Task brief:
Examine each line of the data. Copy those that contain the string "students".

[Data excerpts]
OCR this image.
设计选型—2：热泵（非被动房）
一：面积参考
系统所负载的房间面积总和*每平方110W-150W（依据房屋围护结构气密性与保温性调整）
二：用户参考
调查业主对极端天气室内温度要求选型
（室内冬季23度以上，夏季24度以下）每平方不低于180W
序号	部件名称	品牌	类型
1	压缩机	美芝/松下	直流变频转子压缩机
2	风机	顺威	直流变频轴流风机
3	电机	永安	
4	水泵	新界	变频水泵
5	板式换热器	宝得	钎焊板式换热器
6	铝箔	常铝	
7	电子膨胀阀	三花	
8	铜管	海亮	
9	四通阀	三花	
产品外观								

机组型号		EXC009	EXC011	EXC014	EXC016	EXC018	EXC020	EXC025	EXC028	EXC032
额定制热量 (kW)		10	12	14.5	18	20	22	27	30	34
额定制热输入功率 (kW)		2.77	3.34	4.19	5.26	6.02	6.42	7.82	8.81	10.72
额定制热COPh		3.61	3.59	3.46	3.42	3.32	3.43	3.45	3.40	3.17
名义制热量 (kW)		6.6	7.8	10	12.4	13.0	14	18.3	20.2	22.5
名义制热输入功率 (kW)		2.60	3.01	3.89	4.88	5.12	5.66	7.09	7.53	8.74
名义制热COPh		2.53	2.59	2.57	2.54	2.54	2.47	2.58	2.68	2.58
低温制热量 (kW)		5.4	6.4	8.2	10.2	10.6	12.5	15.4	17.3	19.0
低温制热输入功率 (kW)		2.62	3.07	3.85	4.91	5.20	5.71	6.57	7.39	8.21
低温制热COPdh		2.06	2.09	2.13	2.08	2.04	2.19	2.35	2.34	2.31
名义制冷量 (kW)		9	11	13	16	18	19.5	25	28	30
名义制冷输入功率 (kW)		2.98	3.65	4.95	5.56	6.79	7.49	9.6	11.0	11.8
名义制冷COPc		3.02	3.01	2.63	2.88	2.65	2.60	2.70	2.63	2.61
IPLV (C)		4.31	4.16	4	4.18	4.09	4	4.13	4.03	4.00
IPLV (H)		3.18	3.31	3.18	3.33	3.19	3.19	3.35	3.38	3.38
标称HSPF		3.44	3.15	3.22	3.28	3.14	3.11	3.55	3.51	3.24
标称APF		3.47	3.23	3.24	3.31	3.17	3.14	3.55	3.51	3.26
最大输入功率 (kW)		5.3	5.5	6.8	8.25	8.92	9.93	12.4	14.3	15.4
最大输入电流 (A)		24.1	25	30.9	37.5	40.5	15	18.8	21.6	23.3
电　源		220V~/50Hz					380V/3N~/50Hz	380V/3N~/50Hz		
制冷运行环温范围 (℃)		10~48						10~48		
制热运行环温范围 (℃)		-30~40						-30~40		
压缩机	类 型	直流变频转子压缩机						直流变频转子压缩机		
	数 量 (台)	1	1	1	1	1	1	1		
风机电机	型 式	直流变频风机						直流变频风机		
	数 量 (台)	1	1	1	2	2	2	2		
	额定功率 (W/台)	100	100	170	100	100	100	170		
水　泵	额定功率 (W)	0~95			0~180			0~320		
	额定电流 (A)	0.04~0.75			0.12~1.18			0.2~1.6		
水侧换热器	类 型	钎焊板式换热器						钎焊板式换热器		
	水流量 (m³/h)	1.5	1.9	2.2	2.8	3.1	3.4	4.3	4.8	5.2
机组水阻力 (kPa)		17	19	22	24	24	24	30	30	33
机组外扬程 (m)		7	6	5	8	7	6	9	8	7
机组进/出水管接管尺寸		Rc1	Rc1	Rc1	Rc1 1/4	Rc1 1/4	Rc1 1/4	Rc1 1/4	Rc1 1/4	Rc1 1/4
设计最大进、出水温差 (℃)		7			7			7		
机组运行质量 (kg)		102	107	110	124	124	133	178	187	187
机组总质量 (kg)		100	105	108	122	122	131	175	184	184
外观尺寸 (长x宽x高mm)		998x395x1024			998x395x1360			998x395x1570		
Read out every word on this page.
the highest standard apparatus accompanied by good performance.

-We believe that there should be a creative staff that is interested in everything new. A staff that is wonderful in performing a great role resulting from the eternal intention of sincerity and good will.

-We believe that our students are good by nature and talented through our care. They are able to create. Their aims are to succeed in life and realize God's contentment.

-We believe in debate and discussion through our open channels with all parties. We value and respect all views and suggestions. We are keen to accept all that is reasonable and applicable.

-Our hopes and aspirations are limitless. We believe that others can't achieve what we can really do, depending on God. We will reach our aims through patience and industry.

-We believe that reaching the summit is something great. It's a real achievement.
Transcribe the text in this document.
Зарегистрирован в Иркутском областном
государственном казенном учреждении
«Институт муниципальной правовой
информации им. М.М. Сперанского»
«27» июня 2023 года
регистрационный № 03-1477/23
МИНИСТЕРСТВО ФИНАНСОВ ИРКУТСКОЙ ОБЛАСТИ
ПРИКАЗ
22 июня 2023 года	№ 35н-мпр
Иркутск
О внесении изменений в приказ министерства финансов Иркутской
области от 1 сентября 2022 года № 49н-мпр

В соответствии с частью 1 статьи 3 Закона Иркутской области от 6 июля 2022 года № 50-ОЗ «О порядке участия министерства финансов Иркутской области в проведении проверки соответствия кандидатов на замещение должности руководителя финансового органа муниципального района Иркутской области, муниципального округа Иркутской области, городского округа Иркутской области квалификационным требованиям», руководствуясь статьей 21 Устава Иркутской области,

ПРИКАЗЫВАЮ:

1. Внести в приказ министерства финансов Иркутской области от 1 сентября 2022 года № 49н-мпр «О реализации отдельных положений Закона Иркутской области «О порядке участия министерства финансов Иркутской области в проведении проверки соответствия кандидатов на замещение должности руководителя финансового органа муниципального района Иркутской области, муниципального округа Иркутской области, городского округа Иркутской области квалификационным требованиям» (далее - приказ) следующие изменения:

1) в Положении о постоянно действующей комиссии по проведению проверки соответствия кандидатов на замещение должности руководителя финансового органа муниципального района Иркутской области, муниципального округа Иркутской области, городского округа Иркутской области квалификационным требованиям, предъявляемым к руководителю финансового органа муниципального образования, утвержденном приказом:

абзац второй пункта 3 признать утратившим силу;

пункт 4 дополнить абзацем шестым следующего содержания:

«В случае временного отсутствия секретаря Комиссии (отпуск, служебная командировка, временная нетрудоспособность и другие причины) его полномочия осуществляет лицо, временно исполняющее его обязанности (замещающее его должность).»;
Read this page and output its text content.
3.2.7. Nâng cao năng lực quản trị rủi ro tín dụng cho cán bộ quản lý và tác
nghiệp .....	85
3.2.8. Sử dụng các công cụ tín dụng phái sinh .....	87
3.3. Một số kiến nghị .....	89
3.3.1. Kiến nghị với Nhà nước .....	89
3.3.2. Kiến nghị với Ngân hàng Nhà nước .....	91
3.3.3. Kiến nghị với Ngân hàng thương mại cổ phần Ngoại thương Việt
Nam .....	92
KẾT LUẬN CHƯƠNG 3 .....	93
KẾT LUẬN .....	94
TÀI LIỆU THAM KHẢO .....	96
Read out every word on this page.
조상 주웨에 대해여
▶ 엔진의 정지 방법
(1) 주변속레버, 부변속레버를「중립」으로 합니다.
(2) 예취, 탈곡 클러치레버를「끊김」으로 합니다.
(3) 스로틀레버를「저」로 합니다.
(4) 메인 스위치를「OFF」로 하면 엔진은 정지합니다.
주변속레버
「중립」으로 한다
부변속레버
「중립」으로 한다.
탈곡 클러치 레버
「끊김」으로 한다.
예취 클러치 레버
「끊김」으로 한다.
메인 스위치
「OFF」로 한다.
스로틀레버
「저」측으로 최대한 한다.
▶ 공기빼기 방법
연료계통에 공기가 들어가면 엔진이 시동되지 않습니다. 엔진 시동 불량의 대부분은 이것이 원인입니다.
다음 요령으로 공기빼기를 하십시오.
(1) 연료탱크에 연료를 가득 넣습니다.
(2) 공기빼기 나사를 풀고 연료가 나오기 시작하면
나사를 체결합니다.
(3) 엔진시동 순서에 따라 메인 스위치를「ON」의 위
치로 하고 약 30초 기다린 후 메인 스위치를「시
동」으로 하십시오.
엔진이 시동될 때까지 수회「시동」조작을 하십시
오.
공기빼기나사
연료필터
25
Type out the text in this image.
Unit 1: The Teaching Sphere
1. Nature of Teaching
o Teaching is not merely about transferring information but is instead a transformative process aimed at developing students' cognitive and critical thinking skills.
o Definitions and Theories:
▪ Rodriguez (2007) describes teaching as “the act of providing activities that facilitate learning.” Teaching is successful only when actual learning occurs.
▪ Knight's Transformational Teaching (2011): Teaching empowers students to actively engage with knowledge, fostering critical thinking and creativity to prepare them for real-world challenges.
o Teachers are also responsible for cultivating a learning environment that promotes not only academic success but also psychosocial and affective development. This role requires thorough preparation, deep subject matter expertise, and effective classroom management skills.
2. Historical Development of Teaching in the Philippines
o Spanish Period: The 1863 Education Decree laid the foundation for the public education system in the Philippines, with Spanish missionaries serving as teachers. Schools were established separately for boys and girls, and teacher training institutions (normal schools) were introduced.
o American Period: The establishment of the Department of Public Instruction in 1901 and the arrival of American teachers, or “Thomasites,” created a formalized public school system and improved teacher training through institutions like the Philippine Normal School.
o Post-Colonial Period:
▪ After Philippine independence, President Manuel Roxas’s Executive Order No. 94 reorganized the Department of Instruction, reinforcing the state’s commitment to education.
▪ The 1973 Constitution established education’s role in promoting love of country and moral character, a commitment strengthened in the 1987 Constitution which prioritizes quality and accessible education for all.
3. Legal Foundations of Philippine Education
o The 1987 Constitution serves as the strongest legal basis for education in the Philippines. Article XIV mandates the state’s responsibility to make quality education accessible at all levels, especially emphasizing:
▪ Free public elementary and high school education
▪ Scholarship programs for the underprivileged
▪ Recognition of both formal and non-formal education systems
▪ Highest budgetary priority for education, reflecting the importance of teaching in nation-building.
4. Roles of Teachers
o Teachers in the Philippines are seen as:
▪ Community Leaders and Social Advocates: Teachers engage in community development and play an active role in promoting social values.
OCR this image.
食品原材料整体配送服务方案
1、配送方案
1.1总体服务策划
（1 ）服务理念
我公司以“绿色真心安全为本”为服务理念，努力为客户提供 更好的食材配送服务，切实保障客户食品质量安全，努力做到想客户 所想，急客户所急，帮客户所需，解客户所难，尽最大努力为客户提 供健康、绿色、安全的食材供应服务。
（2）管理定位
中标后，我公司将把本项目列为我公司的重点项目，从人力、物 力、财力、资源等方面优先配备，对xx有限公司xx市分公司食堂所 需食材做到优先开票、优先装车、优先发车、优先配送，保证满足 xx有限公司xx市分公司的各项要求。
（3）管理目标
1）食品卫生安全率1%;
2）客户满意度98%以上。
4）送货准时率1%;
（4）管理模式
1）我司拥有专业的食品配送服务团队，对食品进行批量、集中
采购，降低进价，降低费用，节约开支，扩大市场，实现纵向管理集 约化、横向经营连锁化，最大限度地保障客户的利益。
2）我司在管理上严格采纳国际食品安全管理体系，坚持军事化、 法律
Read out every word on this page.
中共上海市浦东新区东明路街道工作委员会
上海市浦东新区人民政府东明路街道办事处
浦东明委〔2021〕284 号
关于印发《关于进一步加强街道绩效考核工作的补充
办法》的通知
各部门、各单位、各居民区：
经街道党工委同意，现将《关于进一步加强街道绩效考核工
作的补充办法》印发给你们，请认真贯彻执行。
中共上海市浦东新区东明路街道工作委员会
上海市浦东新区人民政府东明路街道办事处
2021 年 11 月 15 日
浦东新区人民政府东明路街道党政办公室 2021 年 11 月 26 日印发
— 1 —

In response:
-We believe that our students are good by nature and talented through our care. They are able to create. Their aims are to succeed in life and realize God's contentment.
o Teaching is not merely about transferring information but is instead a transformative process aimed at developing students' cognitive and critical thinking skills.
▪ Knight's Transformational Teaching (2011): Teaching empowers students to actively engage with knowledge, fostering critical thinking and creativity to prepare them for real-world challenges.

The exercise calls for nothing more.